Exercise:
Report only the number of lines that hold the word "true".

____ Material for this exercise

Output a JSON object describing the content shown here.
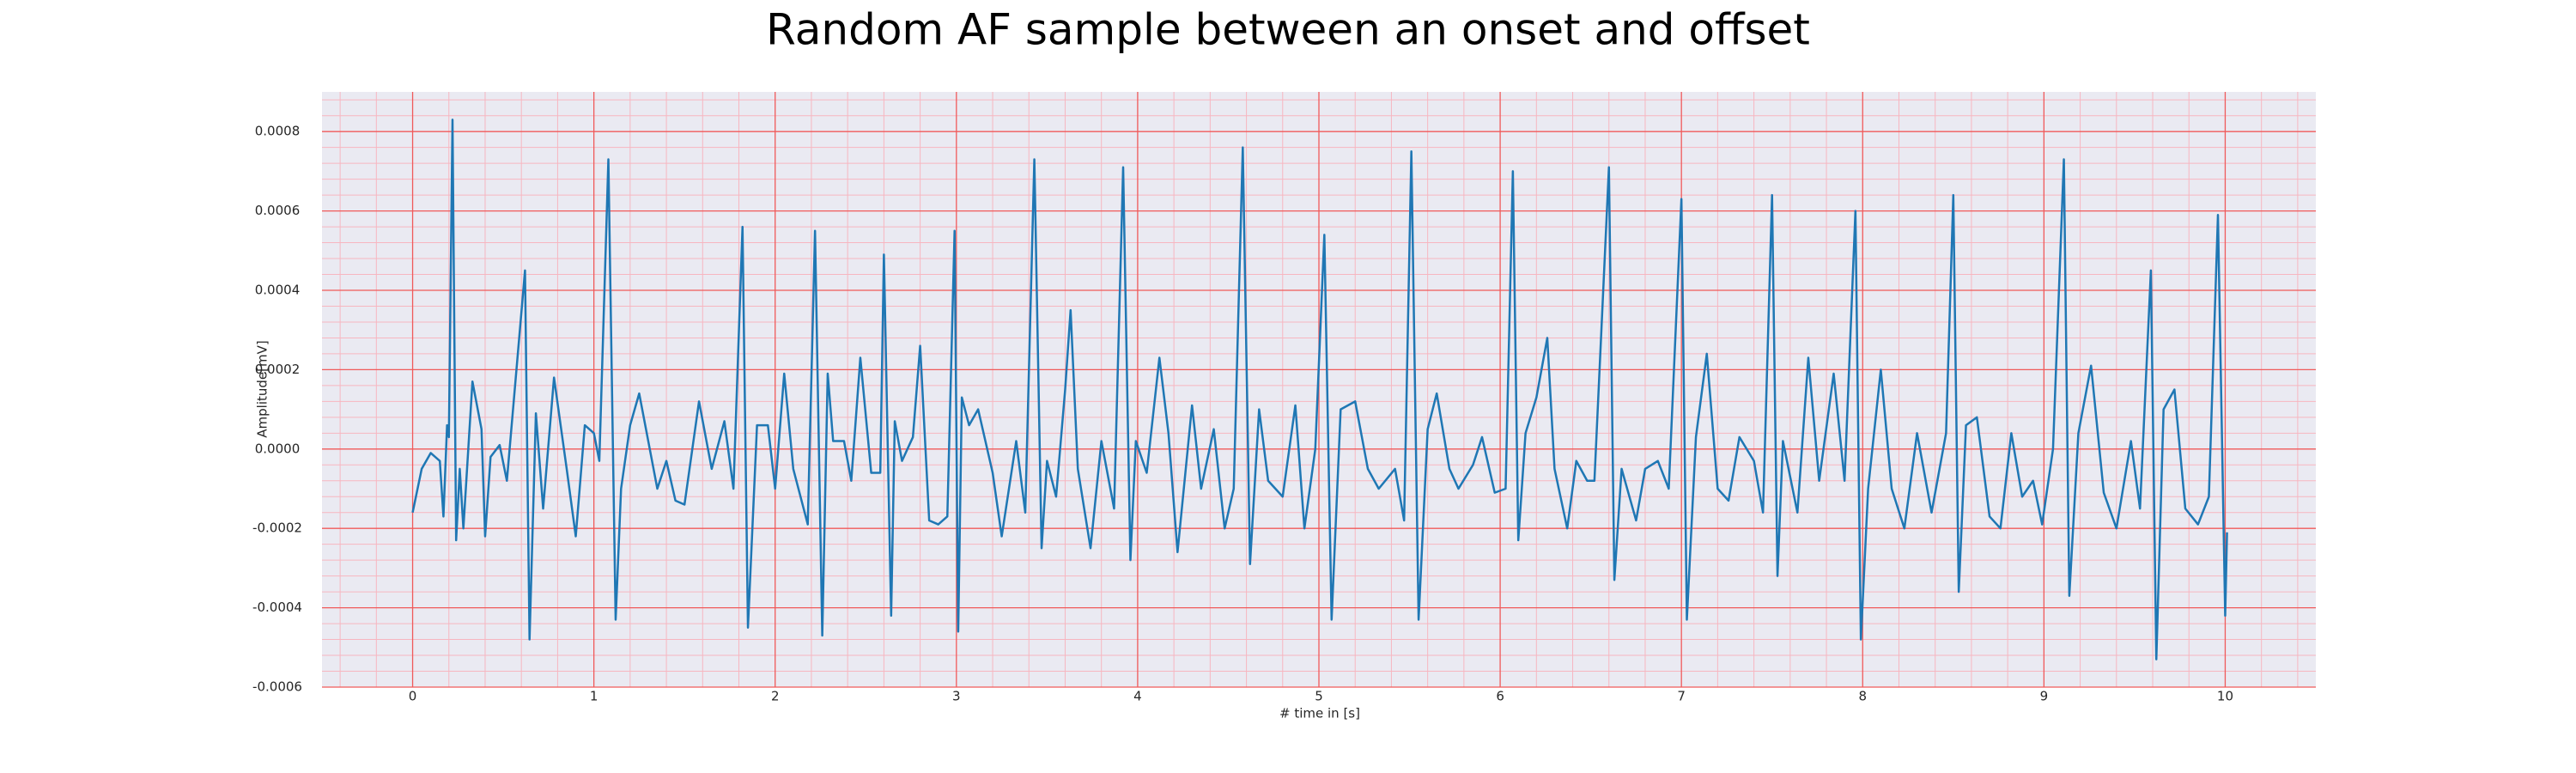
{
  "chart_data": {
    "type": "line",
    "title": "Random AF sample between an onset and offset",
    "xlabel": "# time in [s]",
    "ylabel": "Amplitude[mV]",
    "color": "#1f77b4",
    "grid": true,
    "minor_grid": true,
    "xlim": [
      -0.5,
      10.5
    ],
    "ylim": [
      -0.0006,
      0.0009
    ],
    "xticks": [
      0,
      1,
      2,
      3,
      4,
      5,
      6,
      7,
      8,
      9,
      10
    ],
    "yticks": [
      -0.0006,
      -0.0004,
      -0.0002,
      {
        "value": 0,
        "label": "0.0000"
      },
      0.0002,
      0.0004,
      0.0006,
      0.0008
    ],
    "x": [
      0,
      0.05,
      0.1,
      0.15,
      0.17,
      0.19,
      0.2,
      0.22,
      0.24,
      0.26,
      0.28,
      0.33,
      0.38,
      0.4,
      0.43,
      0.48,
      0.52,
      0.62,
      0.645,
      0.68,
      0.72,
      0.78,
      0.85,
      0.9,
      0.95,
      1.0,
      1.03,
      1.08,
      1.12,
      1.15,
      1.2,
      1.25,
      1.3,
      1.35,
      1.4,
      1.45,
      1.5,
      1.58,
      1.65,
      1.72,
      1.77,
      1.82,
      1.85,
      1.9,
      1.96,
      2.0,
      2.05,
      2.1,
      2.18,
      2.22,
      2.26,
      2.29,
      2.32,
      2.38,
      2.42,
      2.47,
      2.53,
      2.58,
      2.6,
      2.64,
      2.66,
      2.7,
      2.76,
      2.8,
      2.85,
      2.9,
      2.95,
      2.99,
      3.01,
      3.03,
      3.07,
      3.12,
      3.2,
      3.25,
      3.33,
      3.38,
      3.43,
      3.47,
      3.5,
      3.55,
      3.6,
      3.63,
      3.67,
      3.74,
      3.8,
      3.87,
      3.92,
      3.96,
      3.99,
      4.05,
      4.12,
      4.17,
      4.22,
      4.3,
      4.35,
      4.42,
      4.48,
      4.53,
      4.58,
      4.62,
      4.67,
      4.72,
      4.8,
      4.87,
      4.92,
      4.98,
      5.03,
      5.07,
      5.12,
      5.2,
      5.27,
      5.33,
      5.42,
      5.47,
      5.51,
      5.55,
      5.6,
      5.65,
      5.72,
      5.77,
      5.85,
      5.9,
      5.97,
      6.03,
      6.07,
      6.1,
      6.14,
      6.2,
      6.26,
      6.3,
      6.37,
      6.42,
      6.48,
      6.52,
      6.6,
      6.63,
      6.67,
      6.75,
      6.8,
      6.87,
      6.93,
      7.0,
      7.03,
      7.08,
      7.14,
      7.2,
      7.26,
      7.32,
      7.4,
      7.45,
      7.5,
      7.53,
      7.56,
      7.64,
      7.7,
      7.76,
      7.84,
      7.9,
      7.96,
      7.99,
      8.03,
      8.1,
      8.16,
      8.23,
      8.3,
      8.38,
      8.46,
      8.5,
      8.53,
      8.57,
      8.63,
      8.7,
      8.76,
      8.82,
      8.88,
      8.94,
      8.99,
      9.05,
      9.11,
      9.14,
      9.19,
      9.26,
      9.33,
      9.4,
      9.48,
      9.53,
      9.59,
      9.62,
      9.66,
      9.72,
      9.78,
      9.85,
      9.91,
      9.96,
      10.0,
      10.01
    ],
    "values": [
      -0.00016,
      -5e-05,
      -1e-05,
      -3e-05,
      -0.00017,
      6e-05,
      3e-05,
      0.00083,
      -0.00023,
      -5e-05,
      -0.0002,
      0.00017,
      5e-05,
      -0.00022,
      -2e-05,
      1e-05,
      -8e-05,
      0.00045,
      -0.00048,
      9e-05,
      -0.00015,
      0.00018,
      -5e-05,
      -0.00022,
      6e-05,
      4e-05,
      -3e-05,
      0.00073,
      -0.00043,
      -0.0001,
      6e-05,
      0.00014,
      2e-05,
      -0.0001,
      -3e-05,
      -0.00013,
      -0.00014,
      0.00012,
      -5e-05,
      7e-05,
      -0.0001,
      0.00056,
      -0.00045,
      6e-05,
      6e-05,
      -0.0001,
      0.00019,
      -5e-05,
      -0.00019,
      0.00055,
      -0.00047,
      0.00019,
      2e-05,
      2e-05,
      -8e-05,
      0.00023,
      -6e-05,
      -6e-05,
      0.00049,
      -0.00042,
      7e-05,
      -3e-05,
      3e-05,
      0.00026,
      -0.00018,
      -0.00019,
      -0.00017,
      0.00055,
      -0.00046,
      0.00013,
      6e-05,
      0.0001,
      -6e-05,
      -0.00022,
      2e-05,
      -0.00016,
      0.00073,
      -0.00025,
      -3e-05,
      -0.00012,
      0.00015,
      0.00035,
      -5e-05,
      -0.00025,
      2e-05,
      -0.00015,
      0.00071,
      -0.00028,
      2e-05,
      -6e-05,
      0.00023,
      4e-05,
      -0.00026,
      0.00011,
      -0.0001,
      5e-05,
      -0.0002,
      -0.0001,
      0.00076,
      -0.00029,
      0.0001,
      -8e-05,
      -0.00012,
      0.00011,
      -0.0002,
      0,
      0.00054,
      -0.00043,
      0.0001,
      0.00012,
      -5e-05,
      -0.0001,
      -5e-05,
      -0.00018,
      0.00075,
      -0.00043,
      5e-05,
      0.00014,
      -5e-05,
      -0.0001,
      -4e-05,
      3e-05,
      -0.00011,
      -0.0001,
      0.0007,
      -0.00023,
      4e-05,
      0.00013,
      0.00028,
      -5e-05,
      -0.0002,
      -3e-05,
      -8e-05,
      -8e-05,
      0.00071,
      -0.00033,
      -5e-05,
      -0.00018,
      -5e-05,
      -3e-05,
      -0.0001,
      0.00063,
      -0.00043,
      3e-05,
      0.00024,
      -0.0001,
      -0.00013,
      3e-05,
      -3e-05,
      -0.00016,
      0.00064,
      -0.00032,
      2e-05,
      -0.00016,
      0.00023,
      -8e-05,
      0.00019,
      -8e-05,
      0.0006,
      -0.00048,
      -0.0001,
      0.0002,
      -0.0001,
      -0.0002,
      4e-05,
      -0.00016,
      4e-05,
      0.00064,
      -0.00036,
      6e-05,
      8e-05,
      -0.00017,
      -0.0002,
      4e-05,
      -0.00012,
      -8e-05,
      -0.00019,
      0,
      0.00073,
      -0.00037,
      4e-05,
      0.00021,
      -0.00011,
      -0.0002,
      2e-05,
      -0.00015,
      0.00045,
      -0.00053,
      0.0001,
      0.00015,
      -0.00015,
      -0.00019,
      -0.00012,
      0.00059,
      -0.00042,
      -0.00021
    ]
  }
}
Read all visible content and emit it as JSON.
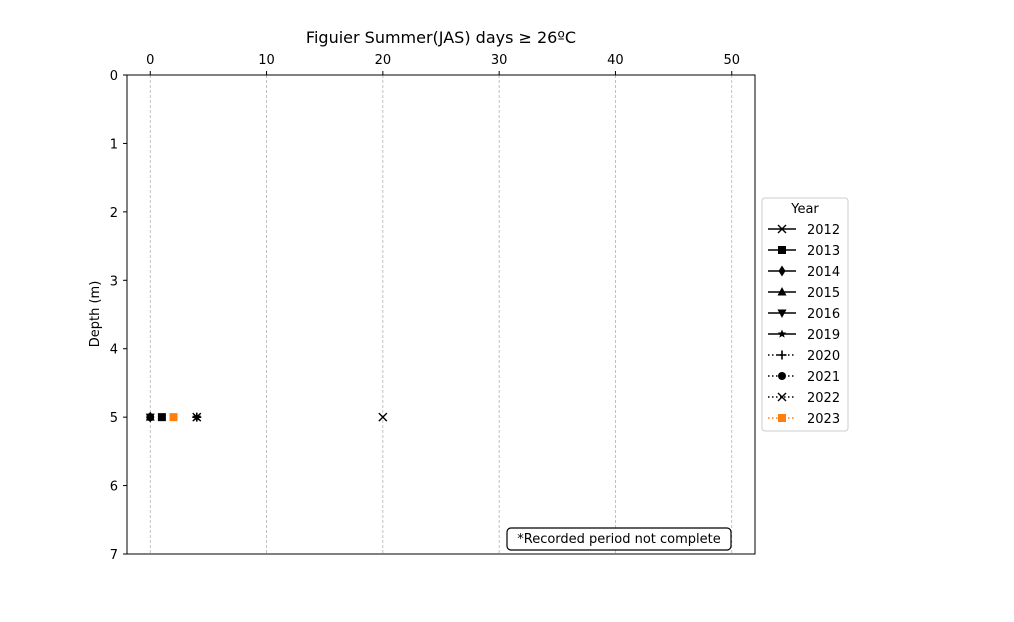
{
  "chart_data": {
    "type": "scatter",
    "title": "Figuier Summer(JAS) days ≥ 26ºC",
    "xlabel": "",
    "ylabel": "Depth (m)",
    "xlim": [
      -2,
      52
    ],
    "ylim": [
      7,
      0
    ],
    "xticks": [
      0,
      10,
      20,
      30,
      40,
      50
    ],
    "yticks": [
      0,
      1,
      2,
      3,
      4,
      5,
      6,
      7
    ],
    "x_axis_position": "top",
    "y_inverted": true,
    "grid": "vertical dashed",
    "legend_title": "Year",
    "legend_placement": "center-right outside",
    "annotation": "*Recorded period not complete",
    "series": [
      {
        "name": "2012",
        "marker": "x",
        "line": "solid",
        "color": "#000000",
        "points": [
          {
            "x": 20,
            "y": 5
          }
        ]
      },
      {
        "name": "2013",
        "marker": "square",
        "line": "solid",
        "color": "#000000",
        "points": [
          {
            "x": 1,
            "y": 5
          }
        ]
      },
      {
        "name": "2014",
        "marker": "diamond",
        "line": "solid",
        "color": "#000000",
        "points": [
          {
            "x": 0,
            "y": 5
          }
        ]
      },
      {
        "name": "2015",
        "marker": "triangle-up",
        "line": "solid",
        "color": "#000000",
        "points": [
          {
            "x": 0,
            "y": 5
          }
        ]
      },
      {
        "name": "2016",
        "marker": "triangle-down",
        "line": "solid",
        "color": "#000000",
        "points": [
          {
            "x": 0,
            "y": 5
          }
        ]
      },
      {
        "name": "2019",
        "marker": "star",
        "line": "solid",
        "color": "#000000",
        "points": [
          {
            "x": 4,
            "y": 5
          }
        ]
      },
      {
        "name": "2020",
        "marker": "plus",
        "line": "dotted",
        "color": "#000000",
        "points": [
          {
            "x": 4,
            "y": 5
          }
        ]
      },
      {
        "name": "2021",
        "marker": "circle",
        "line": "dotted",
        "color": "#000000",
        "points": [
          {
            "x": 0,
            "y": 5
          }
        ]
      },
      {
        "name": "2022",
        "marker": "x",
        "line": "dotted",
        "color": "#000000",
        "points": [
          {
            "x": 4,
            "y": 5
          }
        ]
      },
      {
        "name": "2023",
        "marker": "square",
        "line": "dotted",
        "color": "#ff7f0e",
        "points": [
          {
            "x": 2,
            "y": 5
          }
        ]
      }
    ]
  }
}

________

Answer to the exercise:
3